STATED EXERCISE
Pull out every line containing the string "награждения".

DATA SUPPLIED
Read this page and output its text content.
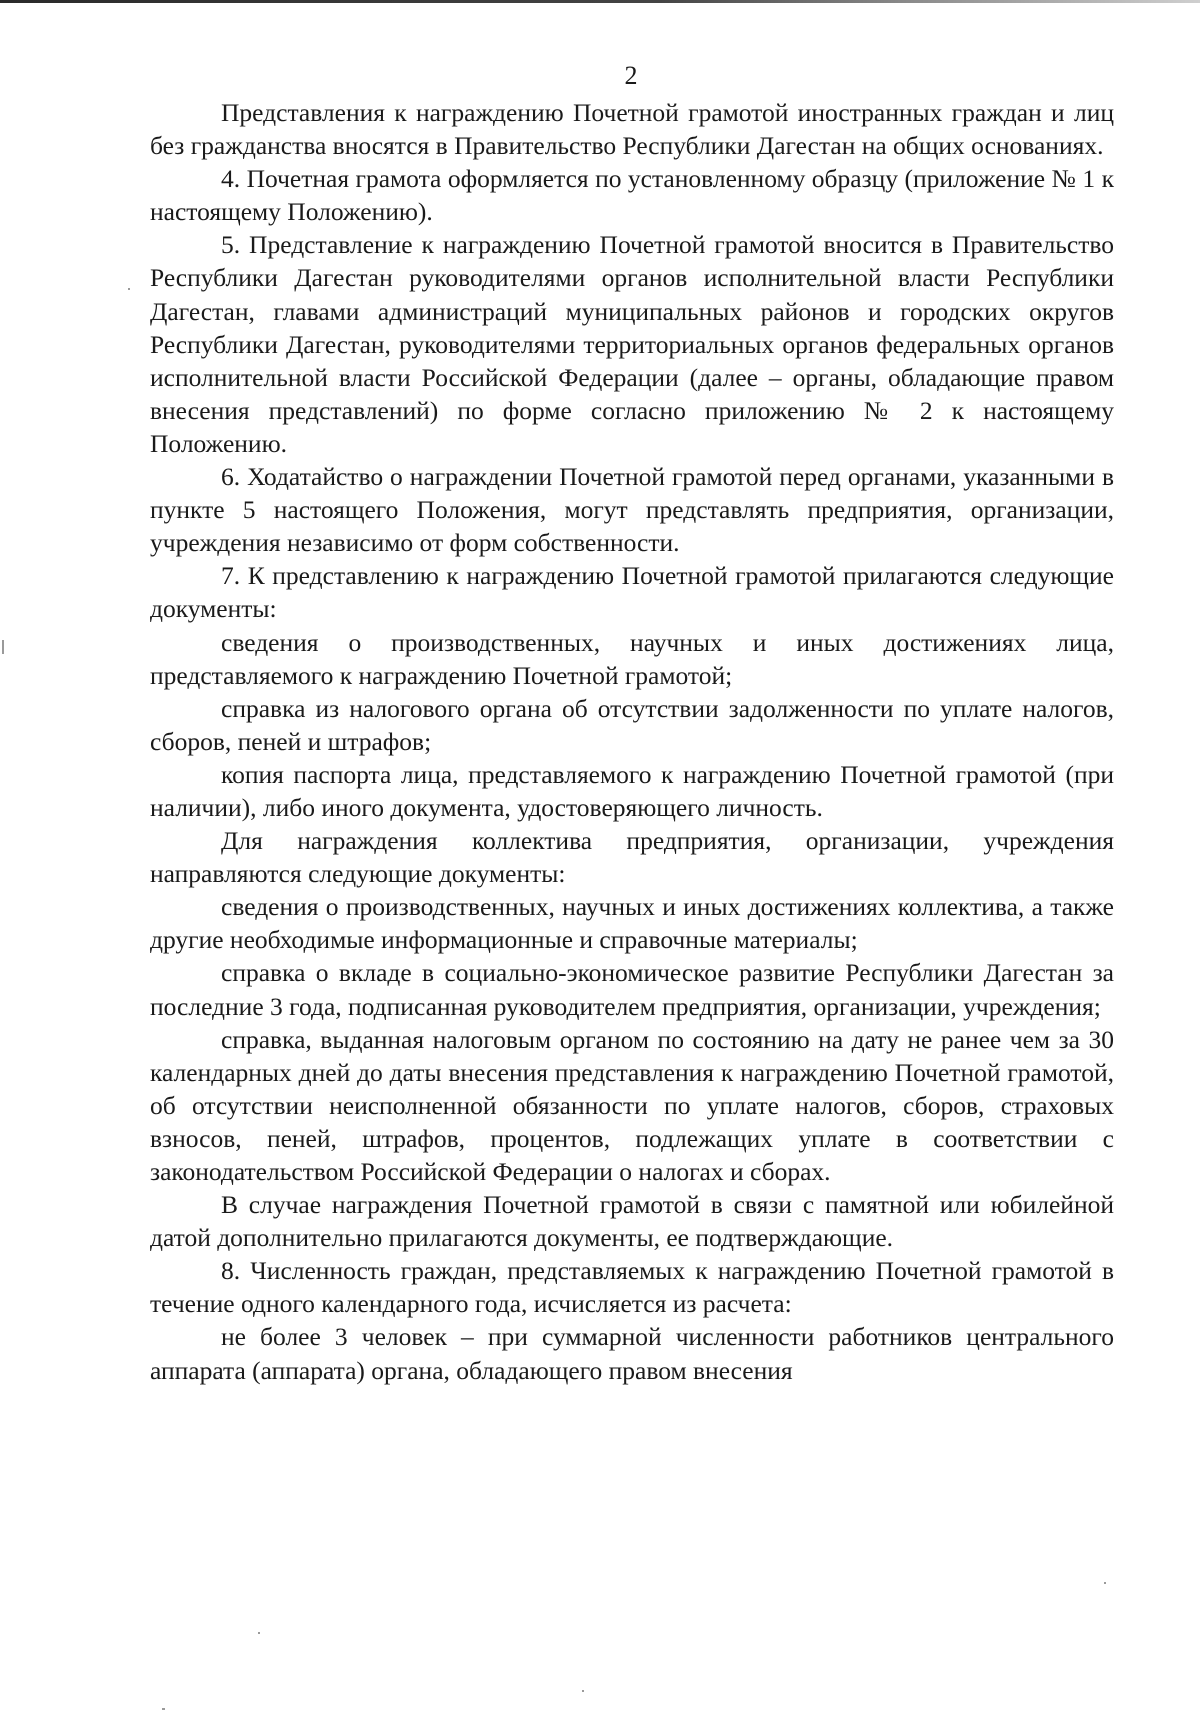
2

Представления к награждению Почетной грамотой иностранных граждан и лиц без гражданства вносятся в Правительство Республики Дагестан на общих основаниях.

4. Почетная грамота оформляется по установленному образцу (приложение № 1 к настоящему Положению).

5. Представление к награждению Почетной грамотой вносится в Правительство Республики Дагестан руководителями органов исполнительной власти Республики Дагестан, главами администраций муниципальных районов и городских округов Республики Дагестан, руководителями территориальных органов федеральных органов исполнительной власти Российской Федерации (далее – органы, обладающие правом внесения представлений) по форме согласно приложению № 2 к настоящему Положению.

6. Ходатайство о награждении Почетной грамотой перед органами, указанными в пункте 5 настоящего Положения, могут представлять предприятия, организации, учреждения независимо от форм собственности.

7. К представлению к награждению Почетной грамотой прилагаются следующие документы:

сведения о производственных, научных и иных достижениях лица, представляемого к награждению Почетной грамотой;

справка из налогового органа об отсутствии задолженности по уплате налогов, сборов, пеней и штрафов;

копия паспорта лица, представляемого к награждению Почетной грамотой (при наличии), либо иного документа, удостоверяющего личность.

Для награждения коллектива предприятия, организации, учреждения направляются следующие документы:

сведения о производственных, научных и иных достижениях коллектива, а также другие необходимые информационные и справочные материалы;

справка о вкладе в социально-экономическое развитие Республики Дагестан за последние 3 года, подписанная руководителем предприятия, организации, учреждения;

справка, выданная налоговым органом по состоянию на дату не ранее чем за 30 календарных дней до даты внесения представления к награждению Почетной грамотой, об отсутствии неисполненной обязанности по уплате налогов, сборов, страховых взносов, пеней, штрафов, процентов, подлежащих уплате в соответствии с законодательством Российской Федерации о налогах и сборах.

В случае награждения Почетной грамотой в связи с памятной или юбилейной датой дополнительно прилагаются документы, ее подтверждающие.

8. Численность граждан, представляемых к награждению Почетной грамотой в течение одного календарного года, исчисляется из расчета:

не более 3 человек – при суммарной численности работников центрального аппарата (аппарата) органа, обладающего правом внесения
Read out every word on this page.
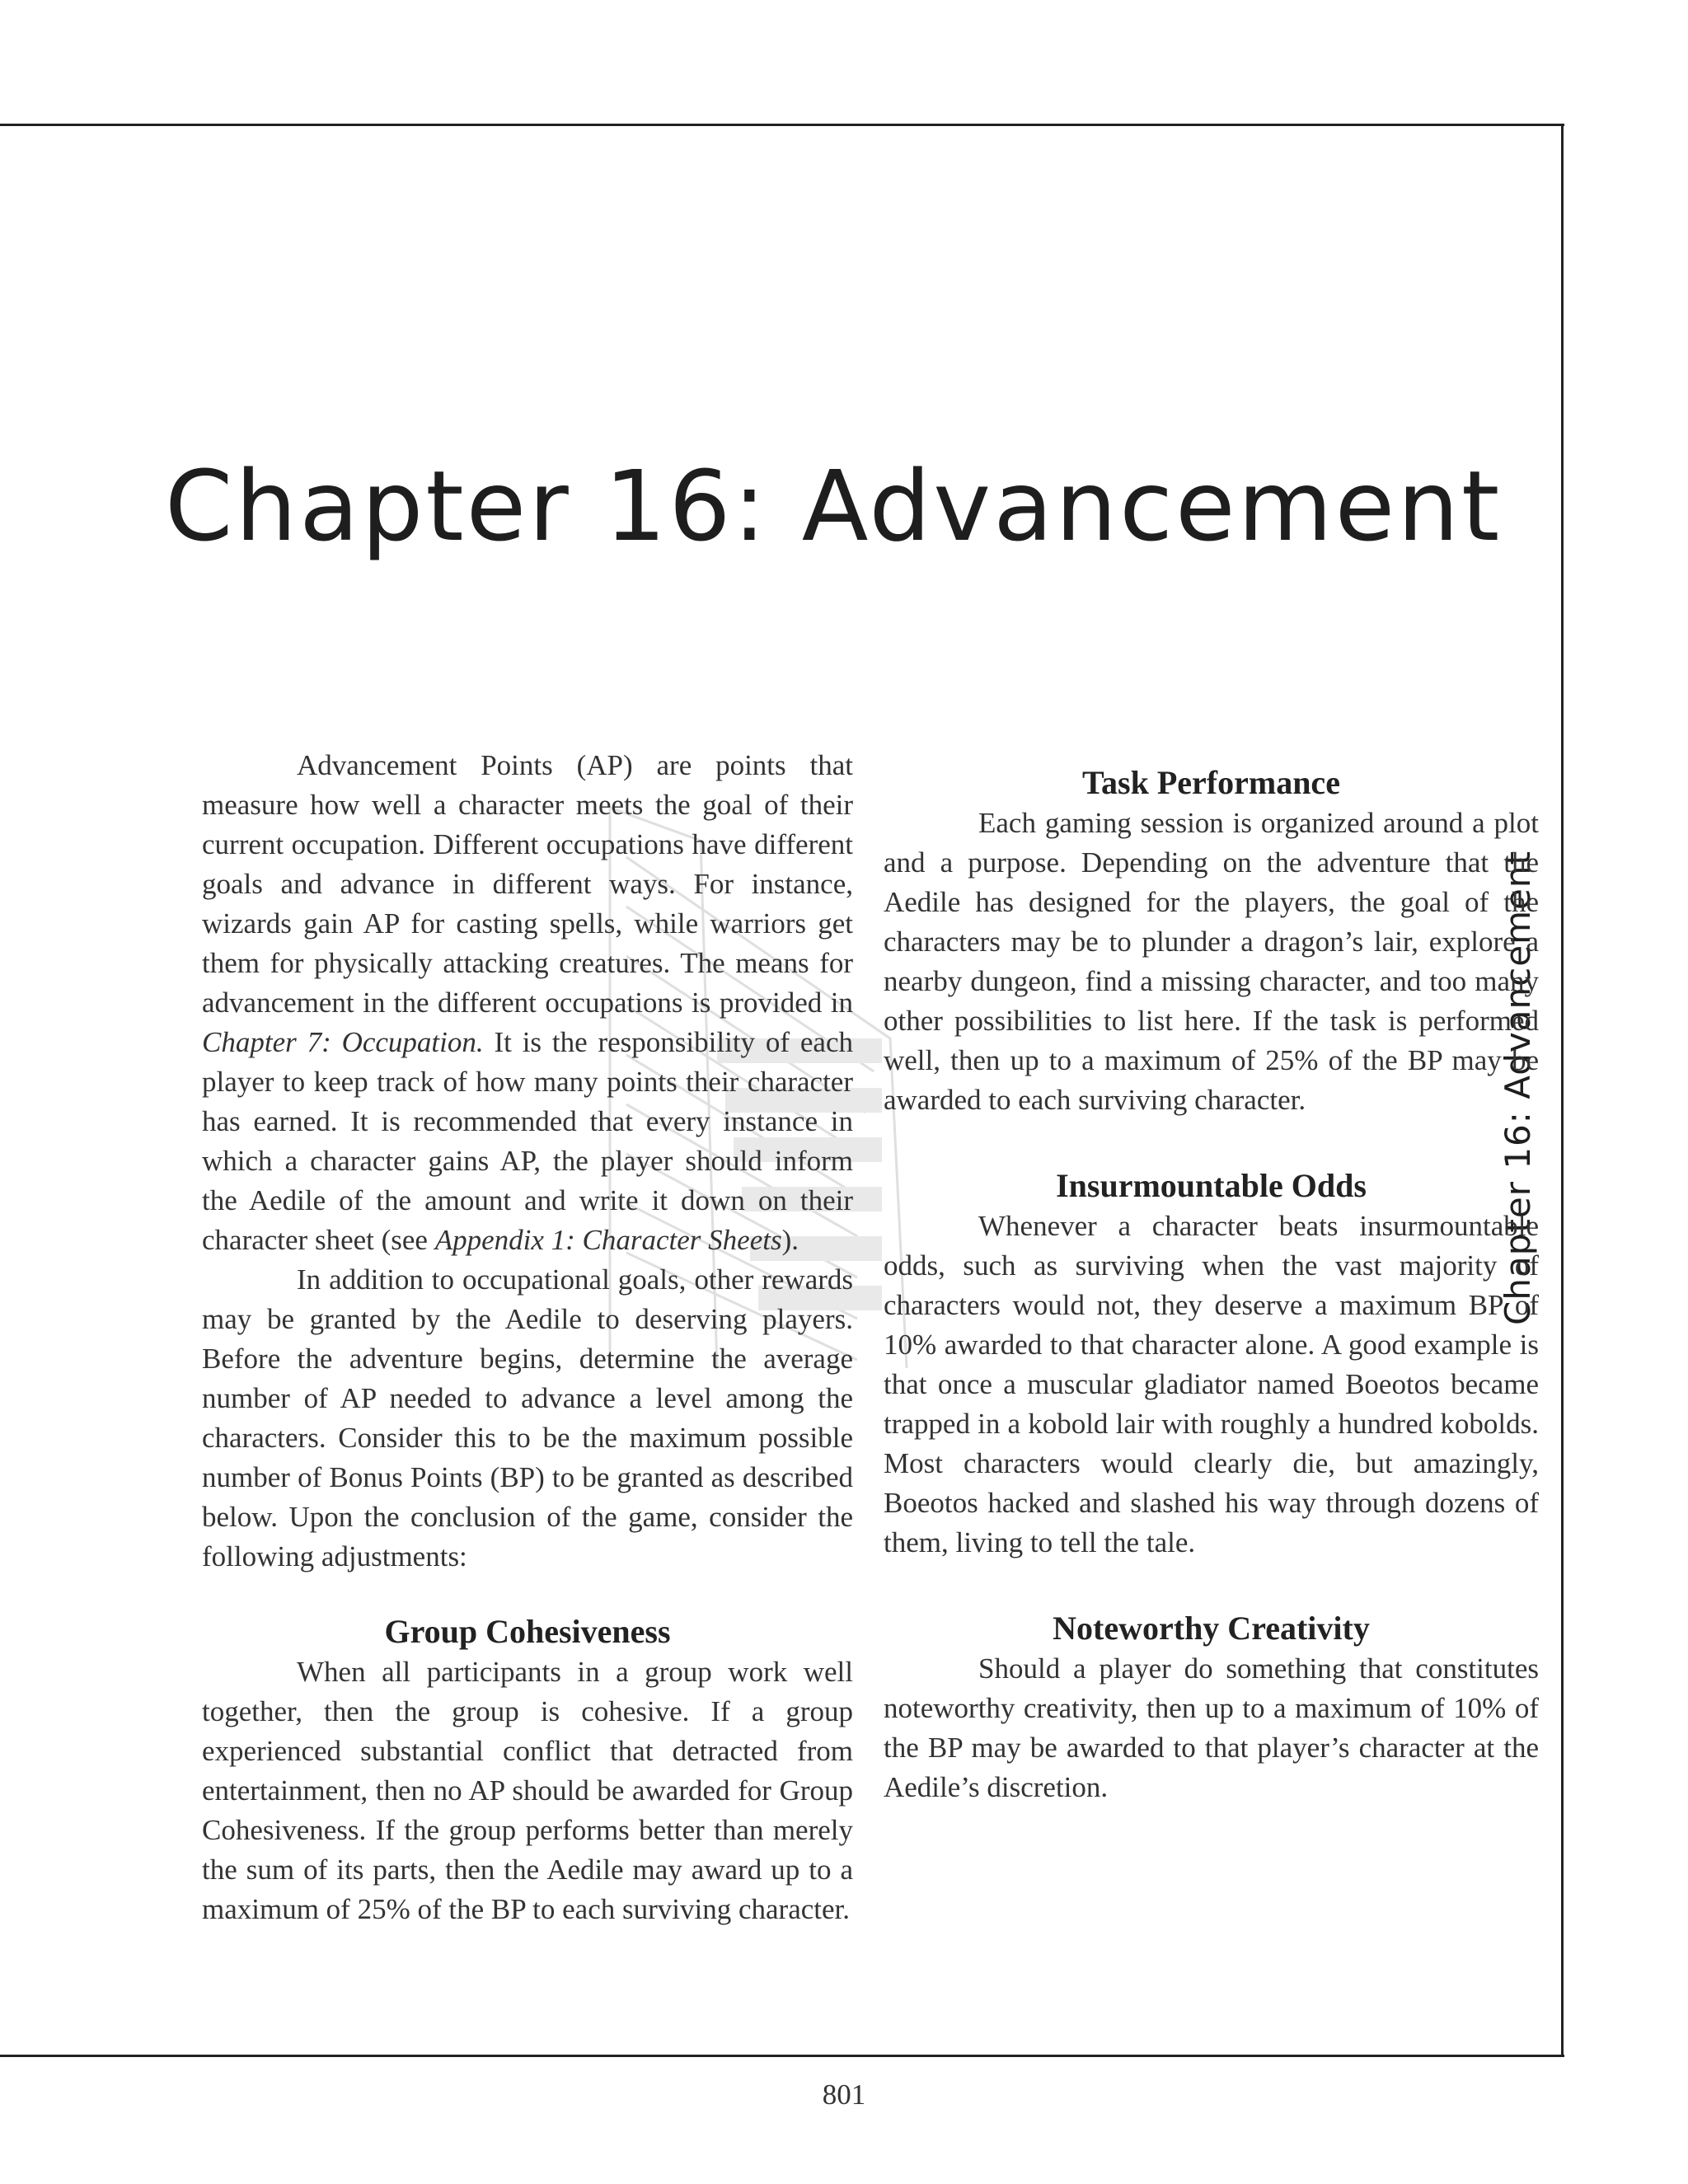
Chapter 16: Advancement
Chapter 16: Advancement

Advancement Points (AP) are points that measure how well a character meets the goal of their current occupation. Different occupations have different goals and advance in different ways. For instance, wizards gain AP for casting spells, while warriors get them for physically attacking creatures. The means for advancement in the different occupations is provided in Chapter 7: Occupation. It is the responsibility of each player to keep track of how many points their character has earned. It is recommended that every instance in which a character gains AP, the player should inform the Aedile of the amount and write it down on their character sheet (see Appendix 1: Character Sheets).

In addition to occupational goals, other rewards may be granted by the Aedile to deserving players. Before the adventure begins, determine the average number of AP needed to advance a level among the characters. Consider this to be the maximum possible number of Bonus Points (BP) to be granted as described below. Upon the conclusion of the game, consider the following adjustments:

Group Cohesiveness

When all participants in a group work well together, then the group is cohesive. If a group experienced substantial conflict that detracted from entertainment, then no AP should be awarded for Group Cohesiveness. If the group performs better than merely the sum of its parts, then the Aedile may award up to a maximum of 25% of the BP to each surviving character.

Task Performance

Each gaming session is organized around a plot and a purpose. Depending on the adventure that the Aedile has designed for the players, the goal of the characters may be to plunder a dragon’s lair, explore a nearby dungeon, find a missing character, and too many other possibilities to list here. If the task is performed well, then up to a maximum of 25% of the BP may be awarded to each surviving character.

Insurmountable Odds

Whenever a character beats insurmountable odds, such as surviving when the vast majority of characters would not, they deserve a maximum BP of 10% awarded to that character alone. A good example is that once a muscular gladiator named Boeotos became trapped in a kobold lair with roughly a hundred kobolds. Most characters would clearly die, but amazingly, Boeotos hacked and slashed his way through dozens of them, living to tell the tale.

Noteworthy Creativity

Should a player do something that constitutes noteworthy creativity, then up to a maximum of 10% of the BP may be awarded to that player’s character at the Aedile’s discretion.

801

FULL ANSWER
Для награждения коллектива предприятия, организации, учреждения направляются следующие документы:
В случае награждения Почетной грамотой в связи с памятной или юбилейной датой дополнительно прилагаются документы, ее подтверждающие.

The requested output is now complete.